__Aim of the exercise__:
Show all lines holding the string "thuế".

_ _ _ _ _

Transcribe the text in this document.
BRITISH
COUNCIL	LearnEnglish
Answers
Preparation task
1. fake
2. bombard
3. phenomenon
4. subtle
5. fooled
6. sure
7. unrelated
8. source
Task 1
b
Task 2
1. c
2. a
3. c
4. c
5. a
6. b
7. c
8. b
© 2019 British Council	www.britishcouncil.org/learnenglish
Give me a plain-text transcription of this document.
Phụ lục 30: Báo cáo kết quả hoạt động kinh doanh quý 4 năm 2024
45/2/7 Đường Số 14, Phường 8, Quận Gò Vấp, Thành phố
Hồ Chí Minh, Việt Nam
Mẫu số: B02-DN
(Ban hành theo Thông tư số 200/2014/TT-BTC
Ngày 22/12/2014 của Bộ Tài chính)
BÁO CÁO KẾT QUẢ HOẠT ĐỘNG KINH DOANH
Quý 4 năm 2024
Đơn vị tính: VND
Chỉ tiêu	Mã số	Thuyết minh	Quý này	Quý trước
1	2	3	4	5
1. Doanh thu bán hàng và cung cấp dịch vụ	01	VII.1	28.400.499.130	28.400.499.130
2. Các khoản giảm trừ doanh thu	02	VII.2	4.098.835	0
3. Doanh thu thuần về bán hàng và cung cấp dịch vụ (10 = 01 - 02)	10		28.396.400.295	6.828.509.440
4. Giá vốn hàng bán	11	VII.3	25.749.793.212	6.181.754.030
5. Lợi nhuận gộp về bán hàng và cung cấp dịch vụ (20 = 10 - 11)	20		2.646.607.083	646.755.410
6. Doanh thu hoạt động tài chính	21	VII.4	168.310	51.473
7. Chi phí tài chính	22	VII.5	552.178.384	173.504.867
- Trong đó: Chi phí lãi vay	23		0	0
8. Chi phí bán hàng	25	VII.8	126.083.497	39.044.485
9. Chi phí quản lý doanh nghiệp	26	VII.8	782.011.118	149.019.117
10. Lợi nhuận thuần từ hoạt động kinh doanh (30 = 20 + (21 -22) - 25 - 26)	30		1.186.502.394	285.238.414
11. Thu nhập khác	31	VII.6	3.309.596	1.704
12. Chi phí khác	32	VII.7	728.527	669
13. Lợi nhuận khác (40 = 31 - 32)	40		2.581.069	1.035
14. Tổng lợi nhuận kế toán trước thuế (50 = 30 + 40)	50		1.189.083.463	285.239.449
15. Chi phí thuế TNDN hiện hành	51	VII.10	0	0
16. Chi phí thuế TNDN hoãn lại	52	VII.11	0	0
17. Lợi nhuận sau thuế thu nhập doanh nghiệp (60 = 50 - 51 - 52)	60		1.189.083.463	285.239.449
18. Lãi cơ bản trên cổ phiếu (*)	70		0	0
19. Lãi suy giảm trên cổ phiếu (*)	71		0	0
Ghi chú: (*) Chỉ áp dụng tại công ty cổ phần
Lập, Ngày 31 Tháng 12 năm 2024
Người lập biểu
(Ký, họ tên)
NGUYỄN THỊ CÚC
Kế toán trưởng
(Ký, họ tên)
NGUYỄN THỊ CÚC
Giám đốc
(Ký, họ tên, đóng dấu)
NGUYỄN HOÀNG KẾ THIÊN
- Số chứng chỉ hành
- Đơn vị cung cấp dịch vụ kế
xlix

_ _ _ _ _

__Response to this exercise__:
14. Tổng lợi nhuận kế toán trước thuế (50 = 30 + 40)	50		1.189.083.463	285.239.449
15. Chi phí thuế TNDN hiện hành	51	VII.10	0	0
16. Chi phí thuế TNDN hoãn lại	52	VII.11	0	0
17. Lợi nhuận sau thuế thu nhập doanh nghiệp (60 = 50 - 51 - 52)	60		1.189.083.463	285.239.449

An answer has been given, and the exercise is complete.